## START Material for this exercise
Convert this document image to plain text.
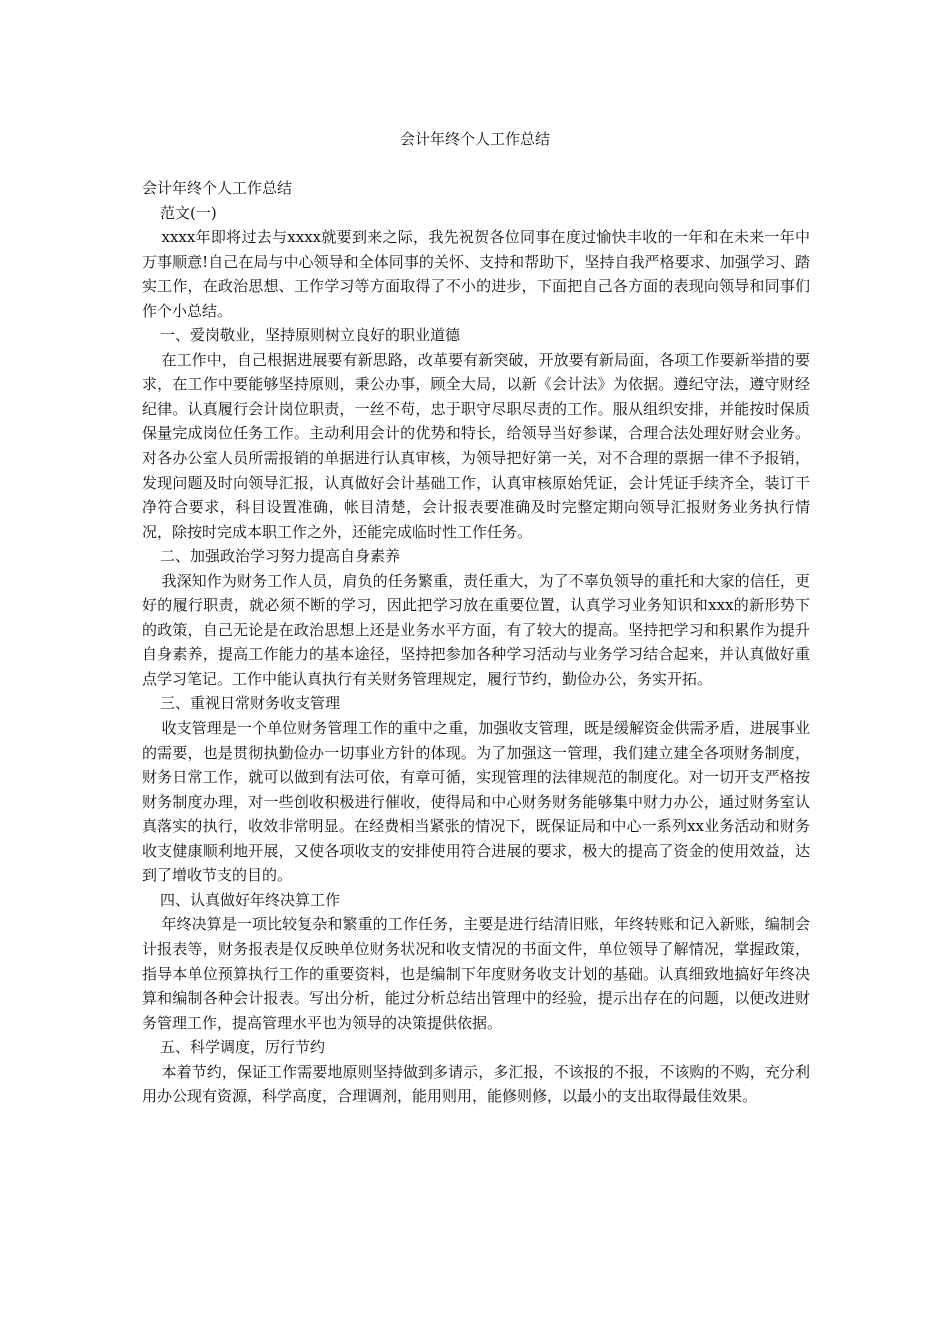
会计年终个人工作总结

会计年终个人工作总结

范文(一)

xxxx年即将过去与xxxx就要到来之际，我先祝贺各位同事在度过愉快丰收的一年和在未来一年中万事顺意!自己在局与中心领导和全体同事的关怀、支持和帮助下，坚持自我严格要求、加强学习、踏实工作，在政治思想、工作学习等方面取得了不小的进步，下面把自己各方面的表现向领导和同事们作个小总结。

一、爱岗敬业，坚持原则树立良好的职业道德

在工作中，自己根据进展要有新思路，改革要有新突破，开放要有新局面，各项工作要新举措的要求，在工作中要能够坚持原则，秉公办事，顾全大局，以新《会计法》为依据。遵纪守法，遵守财经纪律。认真履行会计岗位职责，一丝不苟，忠于职守尽职尽责的工作。服从组织安排，并能按时保质保量完成岗位任务工作。主动利用会计的优势和特长，给领导当好参谋，合理合法处理好财会业务。对各办公室人员所需报销的单据进行认真审核，为领导把好第一关，对不合理的票据一律不予报销，发现问题及时向领导汇报，认真做好会计基础工作，认真审核原始凭证，会计凭证手续齐全，装订干净符合要求，科目设置准确，帐目清楚，会计报表要准确及时完整定期向领导汇报财务业务执行情况，除按时完成本职工作之外，还能完成临时性工作任务。

二、加强政治学习努力提高自身素养

我深知作为财务工作人员，肩负的任务繁重，责任重大，为了不辜负领导的重托和大家的信任，更好的履行职责，就必须不断的学习，因此把学习放在重要位置，认真学习业务知识和xxx的新形势下的政策，自己无论是在政治思想上还是业务水平方面，有了较大的提高。坚持把学习和积累作为提升自身素养，提高工作能力的基本途径，坚持把参加各种学习活动与业务学习结合起来，并认真做好重点学习笔记。工作中能认真执行有关财务管理规定，履行节约，勤俭办公，务实开拓。

三、重视日常财务收支管理

收支管理是一个单位财务管理工作的重中之重，加强收支管理，既是缓解资金供需矛盾，进展事业的需要，也是贯彻执勤俭办一切事业方针的体现。为了加强这一管理，我们建立建全各项财务制度，财务日常工作，就可以做到有法可依，有章可循，实现管理的法律规范的制度化。对一切开支严格按财务制度办理，对一些创收积极进行催收，使得局和中心财务财务能够集中财力办公，通过财务室认真落实的执行，收效非常明显。在经费相当紧张的情况下，既保证局和中心一系列xx业务活动和财务收支健康顺利地开展，又使各项收支的安排使用符合进展的要求，极大的提高了资金的使用效益，达到了增收节支的目的。

四、认真做好年终决算工作

年终决算是一项比较复杂和繁重的工作任务，主要是进行结清旧账，年终转账和记入新账，编制会计报表等，财务报表是仅反映单位财务状况和收支情况的书面文件，单位领导了解情况，掌握政策，指导本单位预算执行工作的重要资料，也是编制下年度财务收支计划的基础。认真细致地搞好年终决算和编制各种会计报表。写出分析，能过分析总结出管理中的经验，提示出存在的问题，以便改进财务管理工作，提高管理水平也为领导的决策提供依据。

五、科学调度，厉行节约

本着节约，保证工作需要地原则坚持做到多请示，多汇报，不该报的不报，不该购的不购，充分利用办公现有资源，科学高度，合理调剂，能用则用，能修则修，以最小的支出取得最佳效果。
## END Material for this exercise
Problem statement
Reproduce the material above verbatim; omit every picture.

Result for this exercise
Convert this document image to plain text.
会计年终个人工作总结

会计年终个人工作总结

范文(一)

xxxx年即将过去与xxxx就要到来之际，我先祝贺各位同事在度过愉快丰收的一年和在未来一年中万事顺意!自己在局与中心领导和全体同事的关怀、支持和帮助下，坚持自我严格要求、加强学习、踏实工作，在政治思想、工作学习等方面取得了不小的进步，下面把自己各方面的表现向领导和同事们作个小总结。

一、爱岗敬业，坚持原则树立良好的职业道德

在工作中，自己根据进展要有新思路，改革要有新突破，开放要有新局面，各项工作要新举措的要求，在工作中要能够坚持原则，秉公办事，顾全大局，以新《会计法》为依据。遵纪守法，遵守财经纪律。认真履行会计岗位职责，一丝不苟，忠于职守尽职尽责的工作。服从组织安排，并能按时保质保量完成岗位任务工作。主动利用会计的优势和特长，给领导当好参谋，合理合法处理好财会业务。对各办公室人员所需报销的单据进行认真审核，为领导把好第一关，对不合理的票据一律不予报销，发现问题及时向领导汇报，认真做好会计基础工作，认真审核原始凭证，会计凭证手续齐全，装订干净符合要求，科目设置准确，帐目清楚，会计报表要准确及时完整定期向领导汇报财务业务执行情况，除按时完成本职工作之外，还能完成临时性工作任务。

二、加强政治学习努力提高自身素养

我深知作为财务工作人员，肩负的任务繁重，责任重大，为了不辜负领导的重托和大家的信任，更好的履行职责，就必须不断的学习，因此把学习放在重要位置，认真学习业务知识和xxx的新形势下的政策，自己无论是在政治思想上还是业务水平方面，有了较大的提高。坚持把学习和积累作为提升自身素养，提高工作能力的基本途径，坚持把参加各种学习活动与业务学习结合起来，并认真做好重点学习笔记。工作中能认真执行有关财务管理规定，履行节约，勤俭办公，务实开拓。

三、重视日常财务收支管理

收支管理是一个单位财务管理工作的重中之重，加强收支管理，既是缓解资金供需矛盾，进展事业的需要，也是贯彻执勤俭办一切事业方针的体现。为了加强这一管理，我们建立建全各项财务制度，财务日常工作，就可以做到有法可依，有章可循，实现管理的法律规范的制度化。对一切开支严格按财务制度办理，对一些创收积极进行催收，使得局和中心财务财务能够集中财力办公，通过财务室认真落实的执行，收效非常明显。在经费相当紧张的情况下，既保证局和中心一系列xx业务活动和财务收支健康顺利地开展，又使各项收支的安排使用符合进展的要求，极大的提高了资金的使用效益，达到了增收节支的目的。

四、认真做好年终决算工作

年终决算是一项比较复杂和繁重的工作任务，主要是进行结清旧账，年终转账和记入新账，编制会计报表等，财务报表是仅反映单位财务状况和收支情况的书面文件，单位领导了解情况，掌握政策，指导本单位预算执行工作的重要资料，也是编制下年度财务收支计划的基础。认真细致地搞好年终决算和编制各种会计报表。写出分析，能过分析总结出管理中的经验，提示出存在的问题，以便改进财务管理工作，提高管理水平也为领导的决策提供依据。

五、科学调度，厉行节约

本着节约，保证工作需要地原则坚持做到多请示，多汇报，不该报的不报，不该购的不购，充分利用办公现有资源，科学高度，合理调剂，能用则用，能修则修，以最小的支出取得最佳效果。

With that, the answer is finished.